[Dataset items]
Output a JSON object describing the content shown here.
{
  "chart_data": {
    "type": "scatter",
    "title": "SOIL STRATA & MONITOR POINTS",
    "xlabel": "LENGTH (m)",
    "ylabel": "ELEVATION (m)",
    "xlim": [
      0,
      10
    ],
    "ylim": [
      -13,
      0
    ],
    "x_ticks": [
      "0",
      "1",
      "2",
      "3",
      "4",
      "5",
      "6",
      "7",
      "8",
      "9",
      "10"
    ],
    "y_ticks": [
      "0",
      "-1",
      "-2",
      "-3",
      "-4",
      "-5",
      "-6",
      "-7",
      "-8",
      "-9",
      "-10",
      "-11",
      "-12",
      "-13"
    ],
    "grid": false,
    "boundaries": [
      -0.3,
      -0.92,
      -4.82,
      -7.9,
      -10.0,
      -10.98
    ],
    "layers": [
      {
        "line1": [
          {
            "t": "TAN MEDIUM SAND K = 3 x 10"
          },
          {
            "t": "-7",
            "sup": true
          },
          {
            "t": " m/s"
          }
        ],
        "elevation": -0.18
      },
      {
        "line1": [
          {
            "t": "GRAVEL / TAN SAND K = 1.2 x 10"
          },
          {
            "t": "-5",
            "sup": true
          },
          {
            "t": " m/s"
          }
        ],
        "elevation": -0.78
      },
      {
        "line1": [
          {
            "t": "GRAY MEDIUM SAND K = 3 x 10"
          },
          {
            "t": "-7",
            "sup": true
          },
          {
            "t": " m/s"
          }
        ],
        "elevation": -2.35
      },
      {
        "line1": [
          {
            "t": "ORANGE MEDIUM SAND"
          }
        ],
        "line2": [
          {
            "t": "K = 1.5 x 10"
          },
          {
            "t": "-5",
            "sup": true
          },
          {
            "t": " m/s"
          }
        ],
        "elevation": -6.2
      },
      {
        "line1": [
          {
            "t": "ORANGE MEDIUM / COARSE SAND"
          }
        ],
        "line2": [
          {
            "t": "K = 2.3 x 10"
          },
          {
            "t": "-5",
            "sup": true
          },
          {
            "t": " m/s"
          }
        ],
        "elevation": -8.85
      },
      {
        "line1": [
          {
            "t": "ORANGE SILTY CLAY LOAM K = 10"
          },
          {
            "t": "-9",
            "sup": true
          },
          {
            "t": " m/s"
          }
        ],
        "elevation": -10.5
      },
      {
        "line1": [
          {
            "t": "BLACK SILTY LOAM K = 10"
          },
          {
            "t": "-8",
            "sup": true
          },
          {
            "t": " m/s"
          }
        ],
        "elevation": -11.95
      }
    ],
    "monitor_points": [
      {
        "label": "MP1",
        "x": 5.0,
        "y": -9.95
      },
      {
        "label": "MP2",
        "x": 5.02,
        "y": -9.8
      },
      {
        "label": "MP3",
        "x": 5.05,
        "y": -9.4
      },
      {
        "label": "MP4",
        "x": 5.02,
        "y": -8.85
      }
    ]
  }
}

= Exercise requirements =
Examine the records and report how many lines contain the string "MEDIUM". Only the number should be given.

= Exercise output =
4